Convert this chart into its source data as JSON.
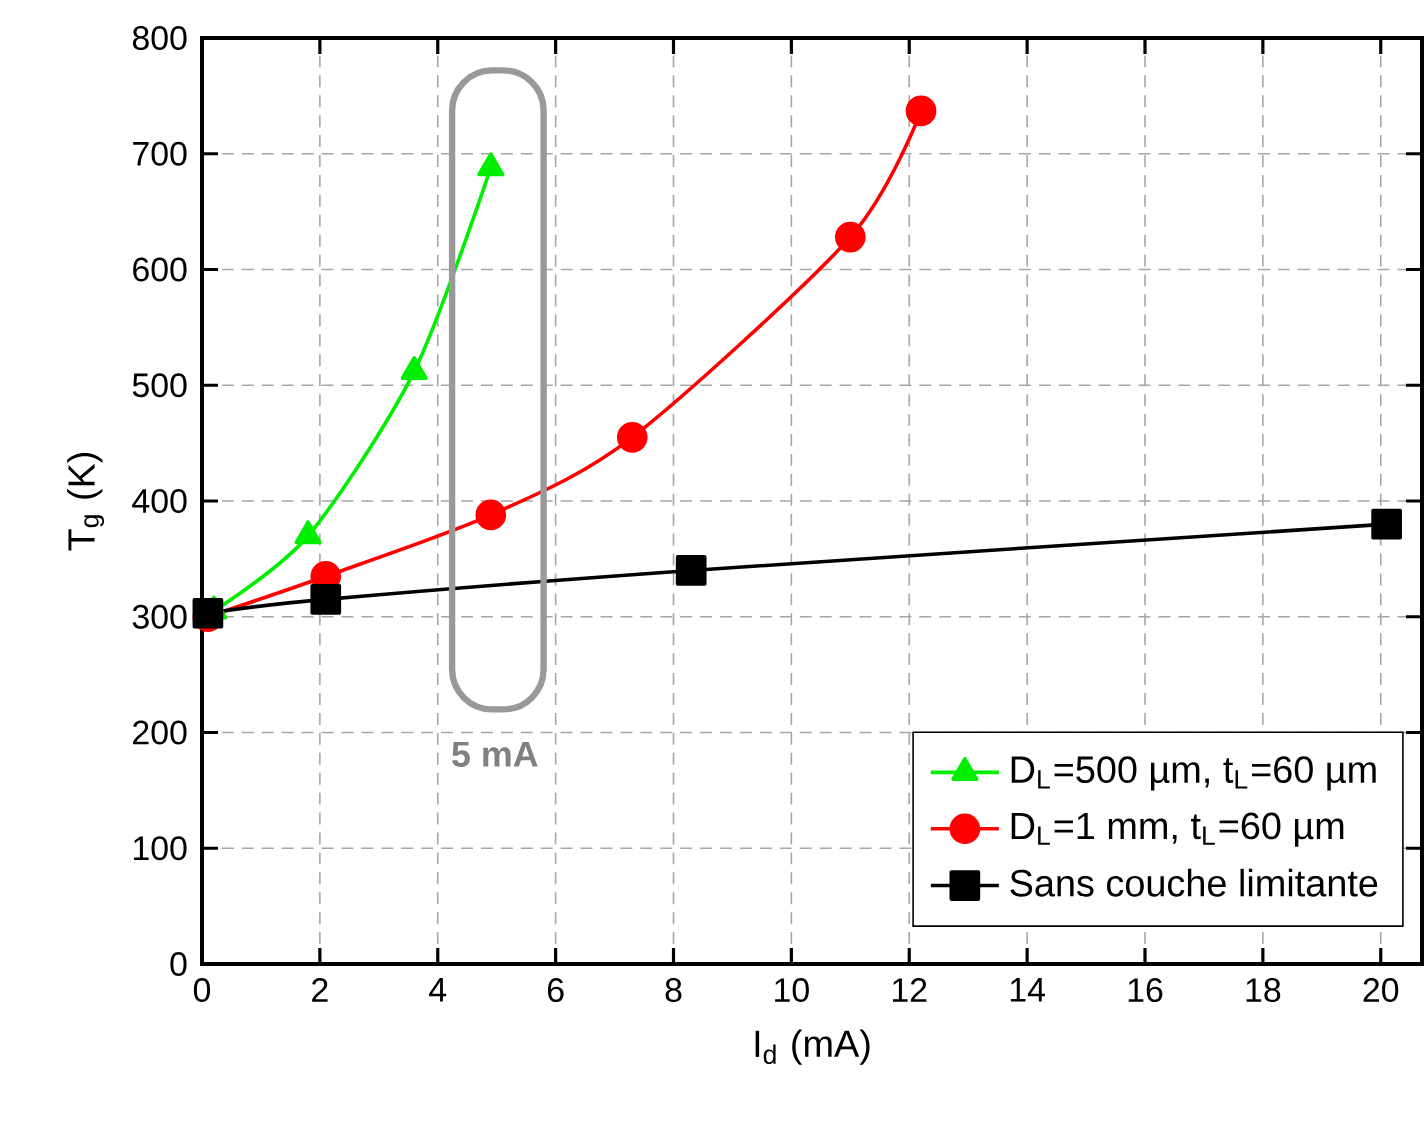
{
  "chart_data": {
    "type": "line",
    "xlabel": "I$_{d}$ (mA)",
    "ylabel": "T$_{g}$ (K)",
    "xlim": [
      0,
      20.7
    ],
    "xticks": [
      0,
      2,
      4,
      6,
      8,
      10,
      12,
      14,
      16,
      18,
      20
    ],
    "ylim": [
      0,
      800
    ],
    "yticks": [
      0,
      100,
      200,
      300,
      400,
      500,
      600,
      700,
      800
    ],
    "grid": true,
    "legend": "bottom right",
    "annotations": [
      "5 mA"
    ],
    "series": [
      {
        "name": "D$_{L}$=500 µm, t$_{L}$=60 µm",
        "color": "#00ee00",
        "marker": "triangle",
        "x": [
          0.2,
          1.8,
          3.6,
          4.9
        ],
        "values": [
          305,
          370,
          512,
          688
        ]
      },
      {
        "name": "D$_{L}$=1 mm, t$_{L}$=60 µm",
        "color": "#ff0000",
        "marker": "circle",
        "x": [
          0.1,
          2.1,
          4.9,
          7.3,
          11.0,
          12.2
        ],
        "values": [
          300,
          335,
          388,
          455,
          628,
          737
        ]
      },
      {
        "name": "Sans couche limitante",
        "color": "#000000",
        "marker": "square",
        "x": [
          0.1,
          2.1,
          8.3,
          20.1
        ],
        "values": [
          303,
          315,
          340,
          380
        ]
      }
    ]
  }
}
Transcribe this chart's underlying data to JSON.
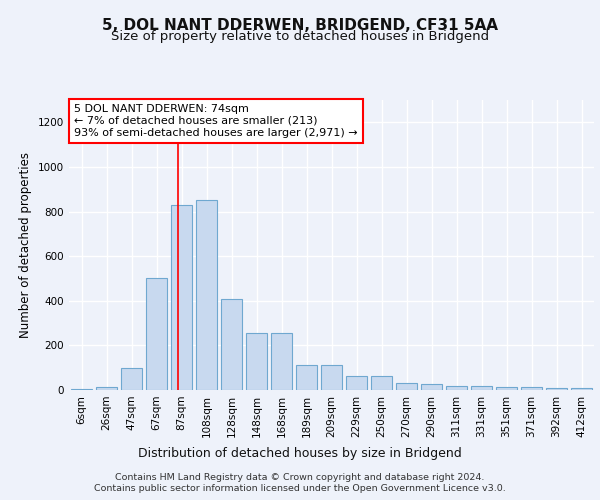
{
  "title": "5, DOL NANT DDERWEN, BRIDGEND, CF31 5AA",
  "subtitle": "Size of property relative to detached houses in Bridgend",
  "xlabel": "Distribution of detached houses by size in Bridgend",
  "ylabel": "Number of detached properties",
  "categories": [
    "6sqm",
    "26sqm",
    "47sqm",
    "67sqm",
    "87sqm",
    "108sqm",
    "128sqm",
    "148sqm",
    "168sqm",
    "189sqm",
    "209sqm",
    "229sqm",
    "250sqm",
    "270sqm",
    "290sqm",
    "311sqm",
    "331sqm",
    "351sqm",
    "371sqm",
    "392sqm",
    "412sqm"
  ],
  "values": [
    5,
    13,
    100,
    500,
    830,
    850,
    410,
    255,
    255,
    110,
    110,
    65,
    65,
    30,
    25,
    18,
    18,
    12,
    12,
    8,
    8
  ],
  "bar_color": "#c8d9ef",
  "bar_edge_color": "#6fa8d0",
  "vline_x": 3.85,
  "vline_color": "red",
  "ylim": [
    0,
    1300
  ],
  "yticks": [
    0,
    200,
    400,
    600,
    800,
    1000,
    1200
  ],
  "annotation_title": "5 DOL NANT DDERWEN: 74sqm",
  "annotation_line1": "← 7% of detached houses are smaller (213)",
  "annotation_line2": "93% of semi-detached houses are larger (2,971) →",
  "footer_line1": "Contains HM Land Registry data © Crown copyright and database right 2024.",
  "footer_line2": "Contains public sector information licensed under the Open Government Licence v3.0.",
  "background_color": "#eef2fa",
  "plot_background": "#eef2fa",
  "grid_color": "#ffffff",
  "title_fontsize": 11,
  "subtitle_fontsize": 9.5,
  "ylabel_fontsize": 8.5,
  "xlabel_fontsize": 9,
  "tick_fontsize": 7.5,
  "footer_fontsize": 6.8,
  "annotation_fontsize": 8
}
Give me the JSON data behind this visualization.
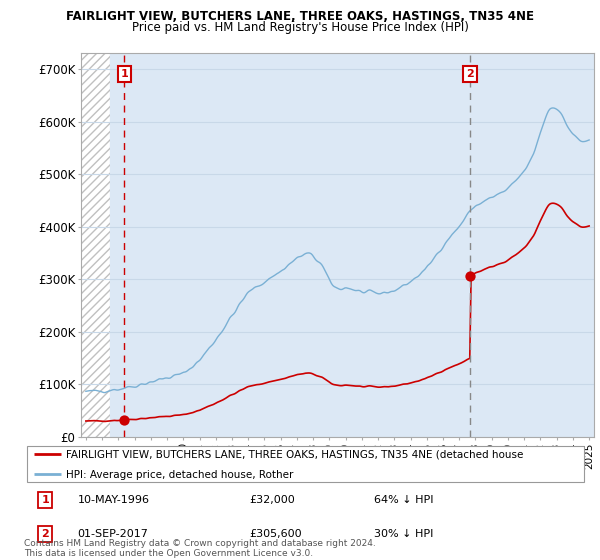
{
  "title": "FAIRLIGHT VIEW, BUTCHERS LANE, THREE OAKS, HASTINGS, TN35 4NE",
  "subtitle": "Price paid vs. HM Land Registry's House Price Index (HPI)",
  "ylabel_ticks": [
    "£0",
    "£100K",
    "£200K",
    "£300K",
    "£400K",
    "£500K",
    "£600K",
    "£700K"
  ],
  "ytick_vals": [
    0,
    100000,
    200000,
    300000,
    400000,
    500000,
    600000,
    700000
  ],
  "ylim": [
    0,
    730000
  ],
  "xlim_start": 1993.7,
  "xlim_end": 2025.3,
  "sale1_x": 1996.36,
  "sale1_y": 32000,
  "sale2_x": 2017.67,
  "sale2_y": 305600,
  "sale1_label": "1",
  "sale2_label": "2",
  "sale_color": "#cc0000",
  "hpi_color": "#7ab0d4",
  "vline1_color": "#cc0000",
  "vline2_color": "#888888",
  "legend_sale_text": "FAIRLIGHT VIEW, BUTCHERS LANE, THREE OAKS, HASTINGS, TN35 4NE (detached house",
  "legend_hpi_text": "HPI: Average price, detached house, Rother",
  "footnote": "Contains HM Land Registry data © Crown copyright and database right 2024.\nThis data is licensed under the Open Government Licence v3.0.",
  "bg_hatch_end": 1995.5,
  "hpi_seed": 42,
  "red_seed": 7
}
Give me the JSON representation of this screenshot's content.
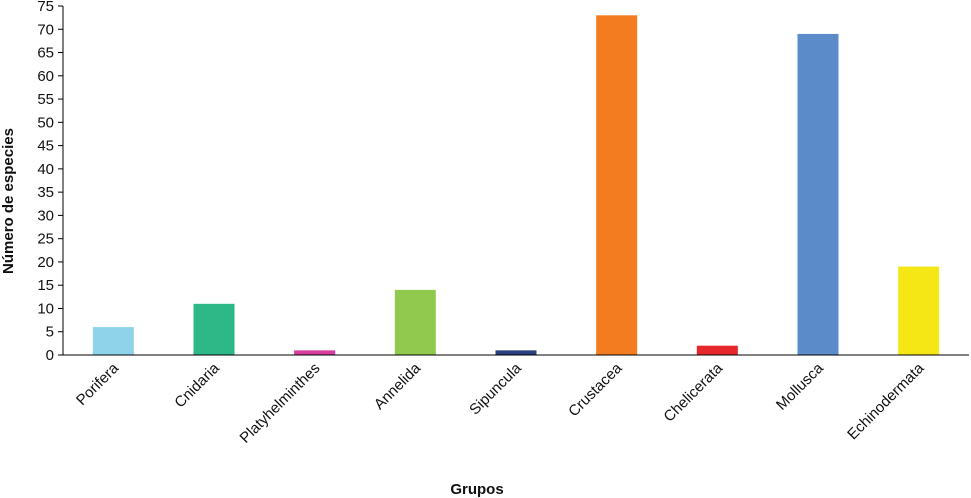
{
  "chart_data": {
    "type": "bar",
    "title": "",
    "xlabel": "Grupos",
    "ylabel": "Número de especies",
    "ylim": [
      0,
      75
    ],
    "yticks": [
      0,
      5,
      10,
      15,
      20,
      25,
      30,
      35,
      40,
      45,
      50,
      55,
      60,
      65,
      70,
      75
    ],
    "grid": false,
    "legend": "none",
    "categories": [
      "Porifera",
      "Cnidaria",
      "Platyhelminthes",
      "Annelida",
      "Sipuncula",
      "Crustacea",
      "Chelicerata",
      "Mollusca",
      "Echinodermata"
    ],
    "values": [
      6,
      11,
      1,
      14,
      1,
      73,
      2,
      69,
      19
    ],
    "colors": [
      "#8fd3ea",
      "#2fb887",
      "#d63d9c",
      "#91c84e",
      "#2a3f7e",
      "#f47c20",
      "#e5262a",
      "#5b8cc9",
      "#f5e616"
    ]
  }
}
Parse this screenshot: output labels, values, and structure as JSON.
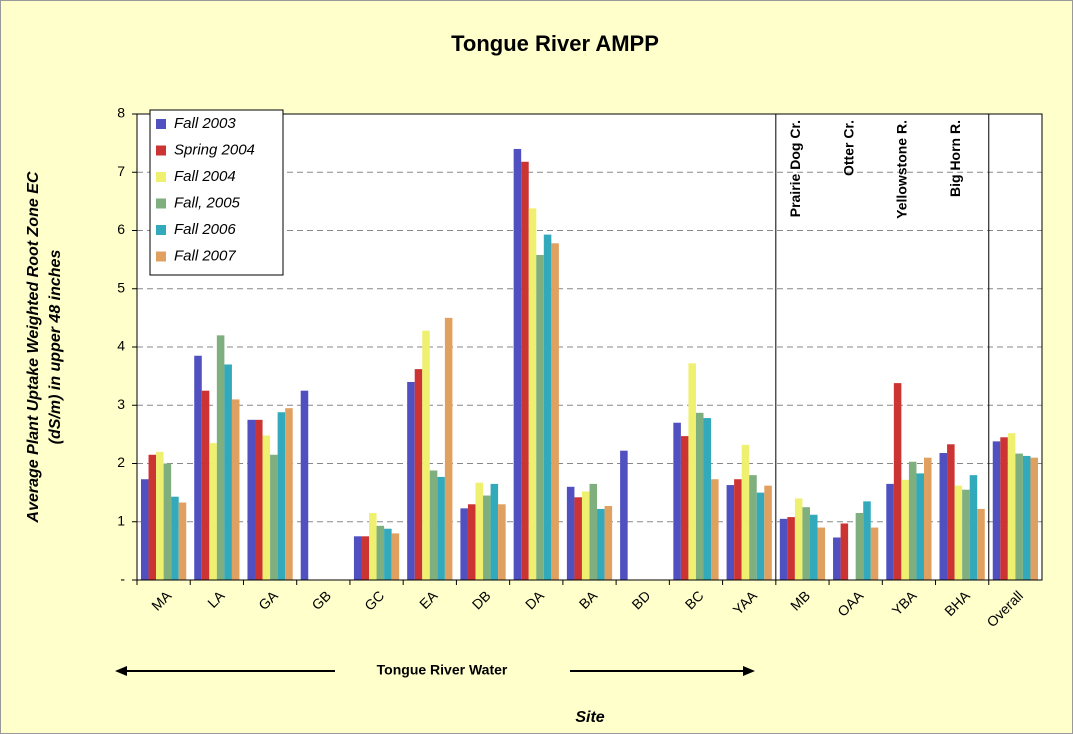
{
  "chart_data": {
    "type": "bar",
    "title": "Tongue River AMPP",
    "y_label": [
      "Average Plant Uptake Weighted Root Zone EC",
      "(dS/m) in upper 48 inches"
    ],
    "x_label": "Site",
    "region_label": "Tongue River Water",
    "annotations": [
      {
        "text": "Prairie Dog Cr.",
        "category": 12
      },
      {
        "text": "Otter Cr.",
        "category": 13
      },
      {
        "text": "Yellowstone R.",
        "category": 14
      },
      {
        "text": "Big Horn R.",
        "category": 15
      }
    ],
    "categories": [
      "MA",
      "LA",
      "GA",
      "GB",
      "GC",
      "EA",
      "DB",
      "DA",
      "BA",
      "BD",
      "BC",
      "YAA",
      "MB",
      "OAA",
      "YBA",
      "BHA",
      "Overall"
    ],
    "separators_after": [
      11,
      15
    ],
    "series": [
      {
        "name": "Fall 2003",
        "color": "#5050C0",
        "values": [
          1.73,
          3.85,
          2.75,
          3.25,
          0.75,
          3.4,
          1.23,
          7.4,
          1.6,
          2.22,
          2.7,
          1.63,
          1.05,
          0.73,
          1.65,
          2.18,
          2.38
        ]
      },
      {
        "name": "Spring 2004",
        "color": "#CC3333",
        "values": [
          2.15,
          3.25,
          2.75,
          null,
          0.75,
          3.62,
          1.3,
          7.18,
          1.42,
          null,
          2.47,
          1.73,
          1.08,
          0.97,
          3.38,
          2.33,
          2.45
        ]
      },
      {
        "name": "Fall 2004",
        "color": "#F0F070",
        "values": [
          2.2,
          2.35,
          2.48,
          null,
          1.15,
          4.28,
          1.67,
          6.38,
          1.52,
          null,
          3.72,
          2.32,
          1.4,
          null,
          1.72,
          1.62,
          2.52
        ]
      },
      {
        "name": "Fall, 2005",
        "color": "#7FAF7F",
        "values": [
          2.0,
          4.2,
          2.15,
          null,
          0.93,
          1.88,
          1.45,
          5.58,
          1.65,
          null,
          2.87,
          1.8,
          1.25,
          1.15,
          2.03,
          1.55,
          2.17
        ]
      },
      {
        "name": "Fall 2006",
        "color": "#33AABB",
        "values": [
          1.43,
          3.7,
          2.88,
          null,
          0.88,
          1.77,
          1.65,
          5.93,
          1.22,
          null,
          2.78,
          1.5,
          1.12,
          1.35,
          1.83,
          1.8,
          2.13
        ]
      },
      {
        "name": "Fall 2007",
        "color": "#E0A060",
        "values": [
          1.33,
          3.1,
          2.95,
          null,
          0.8,
          4.5,
          1.3,
          5.78,
          1.27,
          null,
          1.73,
          1.62,
          0.9,
          0.9,
          2.1,
          1.22,
          2.1
        ]
      }
    ],
    "ylim": [
      0,
      8
    ],
    "yticks": [
      {
        "value": 0,
        "label": "-"
      },
      1,
      2,
      3,
      4,
      5,
      6,
      7,
      8
    ],
    "grid": true,
    "legend": "upper-left"
  }
}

▶ Requirement:
Locate all lines holding the word "THREE", then copy them out.

▶ Right answer:
  "title": "FAIRLIGHT VIEW, BUTCHERS LANE, THREE OAKS, HASTINGS, TN35 4NE",
  "legend_sale_text": "FAIRLIGHT VIEW, BUTCHERS LANE, THREE OAKS, HASTINGS, TN35 4NE (detached house",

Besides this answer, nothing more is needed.